(Data entries)
+++

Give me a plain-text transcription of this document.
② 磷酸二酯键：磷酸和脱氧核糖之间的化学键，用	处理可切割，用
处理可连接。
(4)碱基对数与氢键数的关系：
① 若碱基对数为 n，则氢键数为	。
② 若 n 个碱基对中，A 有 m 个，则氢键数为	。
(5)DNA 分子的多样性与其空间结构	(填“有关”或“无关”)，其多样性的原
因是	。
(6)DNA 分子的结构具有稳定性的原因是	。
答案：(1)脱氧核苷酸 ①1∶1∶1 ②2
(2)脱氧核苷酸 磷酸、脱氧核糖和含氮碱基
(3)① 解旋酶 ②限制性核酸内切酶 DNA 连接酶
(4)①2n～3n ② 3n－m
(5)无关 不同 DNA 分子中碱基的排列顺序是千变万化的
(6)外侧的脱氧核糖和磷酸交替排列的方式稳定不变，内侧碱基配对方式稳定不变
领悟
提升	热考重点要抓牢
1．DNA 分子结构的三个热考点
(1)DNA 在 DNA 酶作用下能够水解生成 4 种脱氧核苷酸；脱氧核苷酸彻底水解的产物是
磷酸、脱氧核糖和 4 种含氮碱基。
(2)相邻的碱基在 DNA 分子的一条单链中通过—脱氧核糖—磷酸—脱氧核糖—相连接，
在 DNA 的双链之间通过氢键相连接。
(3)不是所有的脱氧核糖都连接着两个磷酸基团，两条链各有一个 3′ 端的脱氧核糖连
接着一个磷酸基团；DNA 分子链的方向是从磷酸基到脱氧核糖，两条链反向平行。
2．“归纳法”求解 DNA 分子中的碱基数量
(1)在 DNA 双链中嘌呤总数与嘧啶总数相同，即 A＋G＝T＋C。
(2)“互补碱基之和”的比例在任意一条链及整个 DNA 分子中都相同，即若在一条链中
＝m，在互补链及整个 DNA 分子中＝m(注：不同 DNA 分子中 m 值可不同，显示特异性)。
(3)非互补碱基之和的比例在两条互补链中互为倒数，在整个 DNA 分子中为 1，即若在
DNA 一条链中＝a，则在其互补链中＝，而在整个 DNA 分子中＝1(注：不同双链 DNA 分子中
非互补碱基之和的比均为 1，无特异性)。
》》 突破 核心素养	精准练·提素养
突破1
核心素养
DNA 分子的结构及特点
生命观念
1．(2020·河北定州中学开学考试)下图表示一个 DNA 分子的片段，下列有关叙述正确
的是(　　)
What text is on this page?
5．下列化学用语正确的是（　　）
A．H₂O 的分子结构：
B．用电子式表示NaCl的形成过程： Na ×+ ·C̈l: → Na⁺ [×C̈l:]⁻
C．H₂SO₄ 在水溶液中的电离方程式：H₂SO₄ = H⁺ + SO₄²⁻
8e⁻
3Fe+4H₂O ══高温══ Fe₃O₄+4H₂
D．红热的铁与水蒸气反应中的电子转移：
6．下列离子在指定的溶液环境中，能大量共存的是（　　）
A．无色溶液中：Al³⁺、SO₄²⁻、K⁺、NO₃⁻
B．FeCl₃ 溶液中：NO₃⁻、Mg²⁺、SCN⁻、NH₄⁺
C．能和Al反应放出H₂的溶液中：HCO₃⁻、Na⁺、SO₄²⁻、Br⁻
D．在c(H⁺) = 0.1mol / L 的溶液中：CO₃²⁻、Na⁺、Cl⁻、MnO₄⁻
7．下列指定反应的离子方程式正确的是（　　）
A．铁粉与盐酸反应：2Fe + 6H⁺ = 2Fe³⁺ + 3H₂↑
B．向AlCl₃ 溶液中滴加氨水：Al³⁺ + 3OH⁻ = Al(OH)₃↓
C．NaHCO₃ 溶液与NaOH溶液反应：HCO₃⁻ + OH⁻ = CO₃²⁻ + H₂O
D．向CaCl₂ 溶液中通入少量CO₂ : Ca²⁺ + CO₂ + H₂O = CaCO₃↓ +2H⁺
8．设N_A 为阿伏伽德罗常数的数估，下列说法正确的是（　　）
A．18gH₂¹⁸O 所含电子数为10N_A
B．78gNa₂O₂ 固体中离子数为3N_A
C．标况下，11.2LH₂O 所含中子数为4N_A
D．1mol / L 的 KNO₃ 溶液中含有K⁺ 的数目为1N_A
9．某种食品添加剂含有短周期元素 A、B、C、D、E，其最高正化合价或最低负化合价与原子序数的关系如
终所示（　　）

+++

■ What you will do ■
Extract every line from the records above that contains the word "CO₃²".

■ Answer to the task ■
D．在c(H⁺) = 0.1mol / L 的溶液中：CO₃²⁻、Na⁺、Cl⁻、MnO₄⁻
C．NaHCO₃ 溶液与NaOH溶液反应：HCO₃⁻ + OH⁻ = CO₃²⁻ + H₂O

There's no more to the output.